───── Data excerpts
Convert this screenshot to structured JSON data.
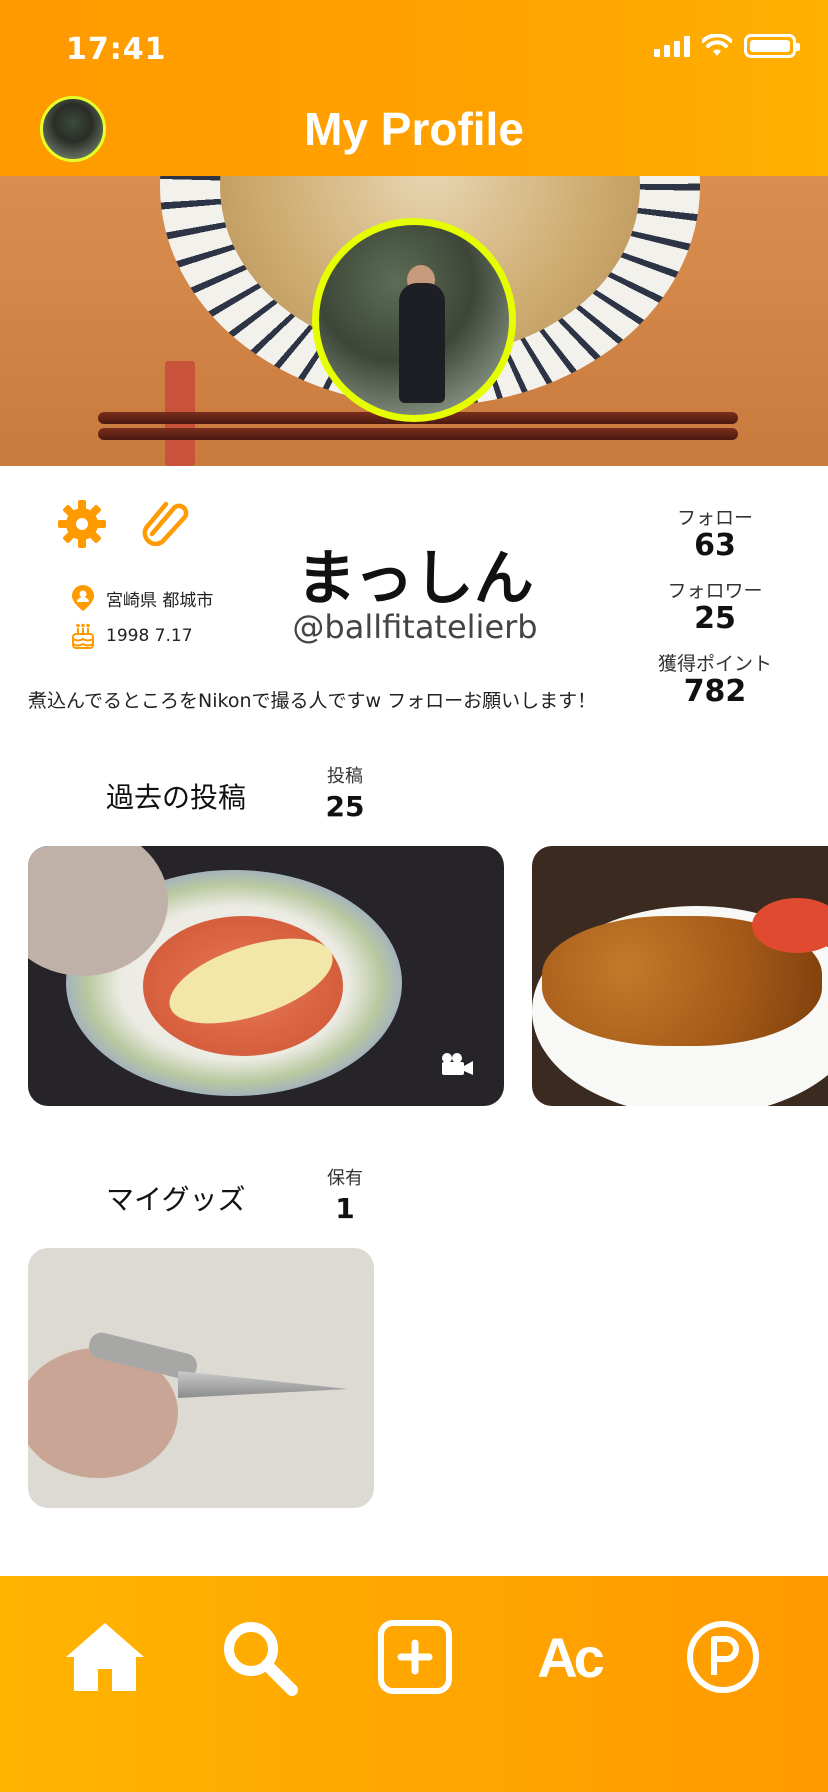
{
  "status_bar": {
    "time": "17:41"
  },
  "header": {
    "title": "My Profile"
  },
  "profile": {
    "display_name": "まっしん",
    "handle": "@ballfitatelierb",
    "location": "宮崎県 都城市",
    "birthday": "1998 7.17",
    "bio": "煮込んでるところをNikonで撮る人ですw フォローお願いします！",
    "stats": [
      {
        "label": "フォロー",
        "value": "63"
      },
      {
        "label": "フォロワー",
        "value": "25"
      },
      {
        "label": "獲得ポイント",
        "value": "782"
      }
    ]
  },
  "posts_section": {
    "title": "過去の投稿",
    "count_label": "投稿",
    "count": "25"
  },
  "goods_section": {
    "title": "マイグッズ",
    "count_label": "保有",
    "count": "1"
  },
  "bottom_nav": {
    "items": [
      "home-icon",
      "search-icon",
      "add-post-icon",
      "Ac",
      "points-icon"
    ],
    "ac_label": "Ac"
  },
  "colors": {
    "accent": "#ff9f00",
    "avatar_ring": "#e6ff00",
    "icon_orange": "#ff9a00"
  }
}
──────────
Quote the material exactly. Pictures stay out.

Output:
Convert this screenshot to structured JSON data.
{
  "status_bar": {
    "time": "17:41"
  },
  "header": {
    "title": "My Profile"
  },
  "profile": {
    "display_name": "まっしん",
    "handle": "@ballfitatelierb",
    "location": "宮崎県 都城市",
    "birthday": "1998 7.17",
    "bio": "煮込んでるところをNikonで撮る人ですw フォローお願いします！",
    "stats": [
      {
        "label": "フォロー",
        "value": "63"
      },
      {
        "label": "フォロワー",
        "value": "25"
      },
      {
        "label": "獲得ポイント",
        "value": "782"
      }
    ]
  },
  "posts_section": {
    "title": "過去の投稿",
    "count_label": "投稿",
    "count": "25"
  },
  "goods_section": {
    "title": "マイグッズ",
    "count_label": "保有",
    "count": "1"
  },
  "bottom_nav": {
    "items": [
      "home-icon",
      "search-icon",
      "add-post-icon",
      "Ac",
      "points-icon"
    ],
    "ac_label": "Ac"
  },
  "colors": {
    "accent": "#ff9f00",
    "avatar_ring": "#e6ff00",
    "icon_orange": "#ff9a00"
  }
}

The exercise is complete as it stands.